● EXTRACTED INFORMATION:
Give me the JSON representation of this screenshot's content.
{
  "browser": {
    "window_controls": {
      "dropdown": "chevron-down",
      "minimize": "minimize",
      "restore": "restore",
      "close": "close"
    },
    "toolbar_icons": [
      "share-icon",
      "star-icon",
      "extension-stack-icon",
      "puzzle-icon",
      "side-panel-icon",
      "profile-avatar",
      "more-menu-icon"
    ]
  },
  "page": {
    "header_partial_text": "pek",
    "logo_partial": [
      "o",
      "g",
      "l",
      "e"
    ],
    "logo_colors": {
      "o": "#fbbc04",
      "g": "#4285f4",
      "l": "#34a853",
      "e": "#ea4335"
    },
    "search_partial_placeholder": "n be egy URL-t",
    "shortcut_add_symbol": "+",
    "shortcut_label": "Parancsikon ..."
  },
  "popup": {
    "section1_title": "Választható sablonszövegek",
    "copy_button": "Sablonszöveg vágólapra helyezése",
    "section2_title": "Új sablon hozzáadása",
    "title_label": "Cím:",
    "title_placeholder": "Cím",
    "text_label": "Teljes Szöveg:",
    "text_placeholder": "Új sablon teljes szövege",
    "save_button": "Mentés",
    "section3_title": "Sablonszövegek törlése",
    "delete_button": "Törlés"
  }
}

● TASK GOAL:
Print every line of the records exactly. Omit nothing.

● ANSWER TO THE TASK:
Give me the JSON representation of this screenshot's content.
{
  "browser": {
    "window_controls": {
      "dropdown": "chevron-down",
      "minimize": "minimize",
      "restore": "restore",
      "close": "close"
    },
    "toolbar_icons": [
      "share-icon",
      "star-icon",
      "extension-stack-icon",
      "puzzle-icon",
      "side-panel-icon",
      "profile-avatar",
      "more-menu-icon"
    ]
  },
  "page": {
    "header_partial_text": "pek",
    "logo_partial": [
      "o",
      "g",
      "l",
      "e"
    ],
    "logo_colors": {
      "o": "#fbbc04",
      "g": "#4285f4",
      "l": "#34a853",
      "e": "#ea4335"
    },
    "search_partial_placeholder": "n be egy URL-t",
    "shortcut_add_symbol": "+",
    "shortcut_label": "Parancsikon ..."
  },
  "popup": {
    "section1_title": "Választható sablonszövegek",
    "copy_button": "Sablonszöveg vágólapra helyezése",
    "section2_title": "Új sablon hozzáadása",
    "title_label": "Cím:",
    "title_placeholder": "Cím",
    "text_label": "Teljes Szöveg:",
    "text_placeholder": "Új sablon teljes szövege",
    "save_button": "Mentés",
    "section3_title": "Sablonszövegek törlése",
    "delete_button": "Törlés"
  }
}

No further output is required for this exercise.